§ **What is needed**:
Out of the lines in this data, how many include "Gastronomía"? Give the number and nothing else.

§ **Task input**:

— Start —

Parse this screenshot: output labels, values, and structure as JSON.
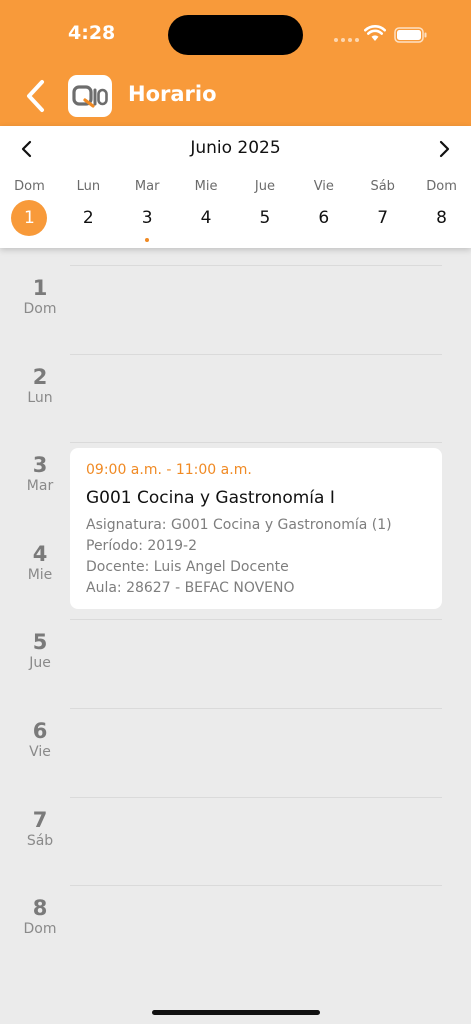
{
  "status_bar": {
    "time": "4:28"
  },
  "header": {
    "title": "Horario"
  },
  "calendar": {
    "month_label": "Junio 2025",
    "days": [
      {
        "name": "Dom",
        "num": "1",
        "selected": true,
        "has_event": false
      },
      {
        "name": "Lun",
        "num": "2",
        "selected": false,
        "has_event": false
      },
      {
        "name": "Mar",
        "num": "3",
        "selected": false,
        "has_event": true
      },
      {
        "name": "Mie",
        "num": "4",
        "selected": false,
        "has_event": false
      },
      {
        "name": "Jue",
        "num": "5",
        "selected": false,
        "has_event": false
      },
      {
        "name": "Vie",
        "num": "6",
        "selected": false,
        "has_event": false
      },
      {
        "name": "Sáb",
        "num": "7",
        "selected": false,
        "has_event": false
      },
      {
        "name": "Dom",
        "num": "8",
        "selected": false,
        "has_event": false
      }
    ]
  },
  "schedule": {
    "rows": [
      {
        "num": "1",
        "day": "Dom"
      },
      {
        "num": "2",
        "day": "Lun"
      },
      {
        "num": "3",
        "day": "Mar"
      },
      {
        "num": "4",
        "day": "Mie"
      },
      {
        "num": "5",
        "day": "Jue"
      },
      {
        "num": "6",
        "day": "Vie"
      },
      {
        "num": "7",
        "day": "Sáb"
      },
      {
        "num": "8",
        "day": "Dom"
      }
    ],
    "event": {
      "time": "09:00 a.m. - 11:00 a.m.",
      "title": "G001 Cocina y Gastronomía I",
      "details": [
        "Asignatura: G001 Cocina y Gastronomía (1)",
        "Período: 2019-2",
        "Docente: Luis Angel Docente",
        "Aula: 28627 - BEFAC NOVENO"
      ]
    }
  },
  "colors": {
    "accent": "#f89a3a",
    "event_time": "#f08a24",
    "background": "#ebebeb"
  },
  "icons": {
    "back": "chevron-left-icon",
    "prev": "chevron-left-icon",
    "next": "chevron-right-icon",
    "logo": "q10-logo"
  }
}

— End —

§ **Final result**:
2